*What you need to do*.
Transcribe everything in the data word for word. Pictures are left out.

** start of Extracted information **

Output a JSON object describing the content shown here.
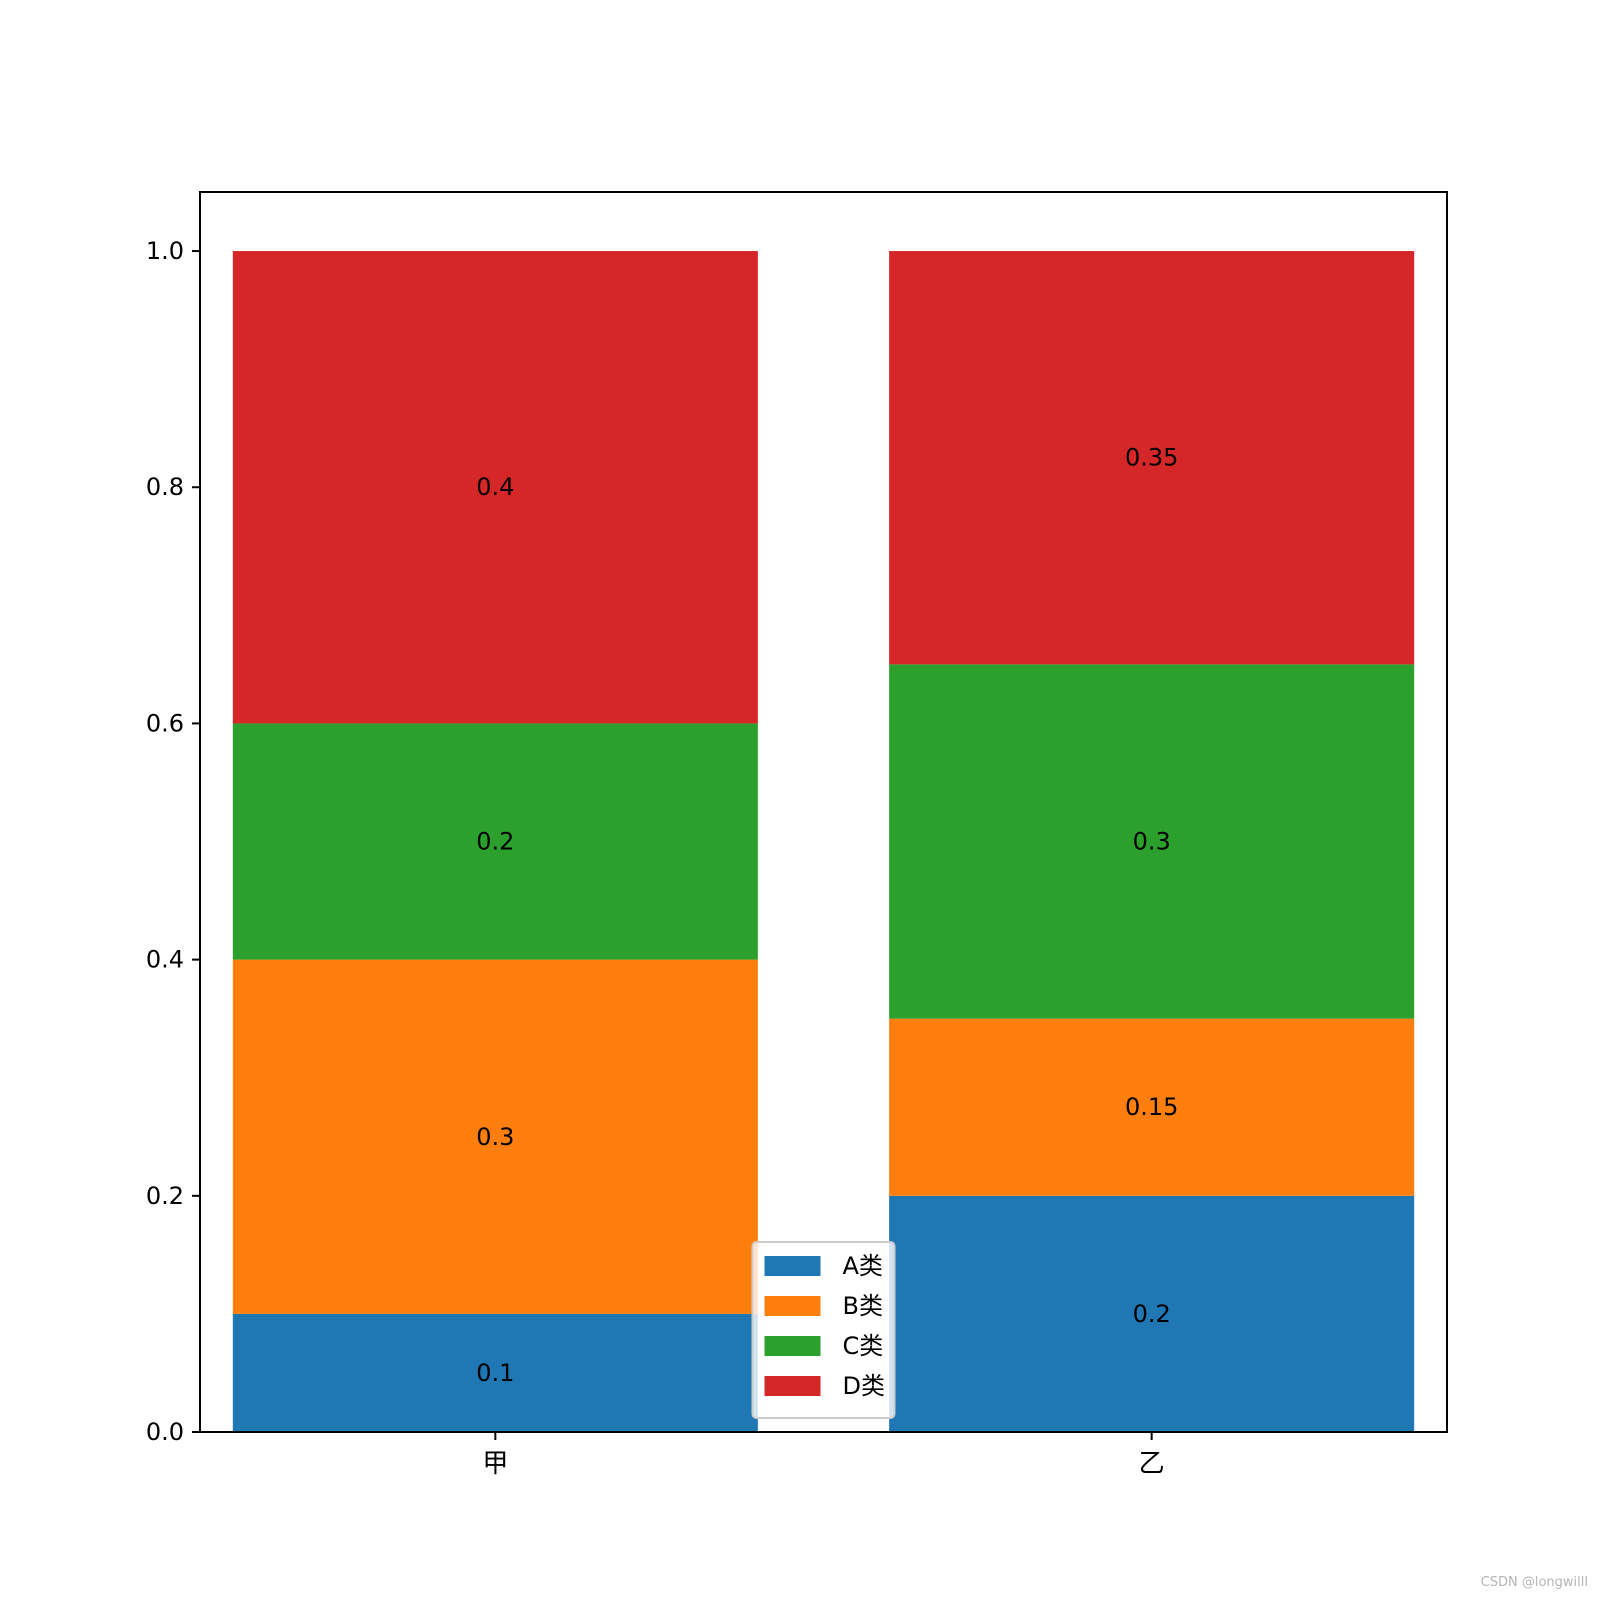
{
  "chart_data": {
    "type": "bar",
    "stacked": true,
    "categories": [
      "甲",
      "乙"
    ],
    "series": [
      {
        "name": "A类",
        "values": [
          0.1,
          0.2
        ],
        "color": "#1f77b4",
        "labels": [
          "0.1",
          "0.2"
        ]
      },
      {
        "name": "B类",
        "values": [
          0.3,
          0.15
        ],
        "color": "#ff7f0e",
        "labels": [
          "0.3",
          "0.15"
        ]
      },
      {
        "name": "C类",
        "values": [
          0.2,
          0.3
        ],
        "color": "#2ca02c",
        "labels": [
          "0.2",
          "0.3"
        ]
      },
      {
        "name": "D类",
        "values": [
          0.4,
          0.35
        ],
        "color": "#d62728",
        "labels": [
          "0.4",
          "0.35"
        ]
      }
    ],
    "yticks": [
      "0.0",
      "0.2",
      "0.4",
      "0.6",
      "0.8",
      "1.0"
    ],
    "ylim": [
      0,
      1.05
    ],
    "legend_position": "lower-center",
    "grid": false
  },
  "watermark": "CSDN @longwilll"
}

** end of Extracted information **

*Expected answer*.
Output a JSON object describing the content shown here.
{
  "chart_data": {
    "type": "bar",
    "stacked": true,
    "categories": [
      "甲",
      "乙"
    ],
    "series": [
      {
        "name": "A类",
        "values": [
          0.1,
          0.2
        ],
        "color": "#1f77b4",
        "labels": [
          "0.1",
          "0.2"
        ]
      },
      {
        "name": "B类",
        "values": [
          0.3,
          0.15
        ],
        "color": "#ff7f0e",
        "labels": [
          "0.3",
          "0.15"
        ]
      },
      {
        "name": "C类",
        "values": [
          0.2,
          0.3
        ],
        "color": "#2ca02c",
        "labels": [
          "0.2",
          "0.3"
        ]
      },
      {
        "name": "D类",
        "values": [
          0.4,
          0.35
        ],
        "color": "#d62728",
        "labels": [
          "0.4",
          "0.35"
        ]
      }
    ],
    "yticks": [
      "0.0",
      "0.2",
      "0.4",
      "0.6",
      "0.8",
      "1.0"
    ],
    "ylim": [
      0,
      1.05
    ],
    "legend_position": "lower-center",
    "grid": false
  },
  "watermark": "CSDN @longwilll"
}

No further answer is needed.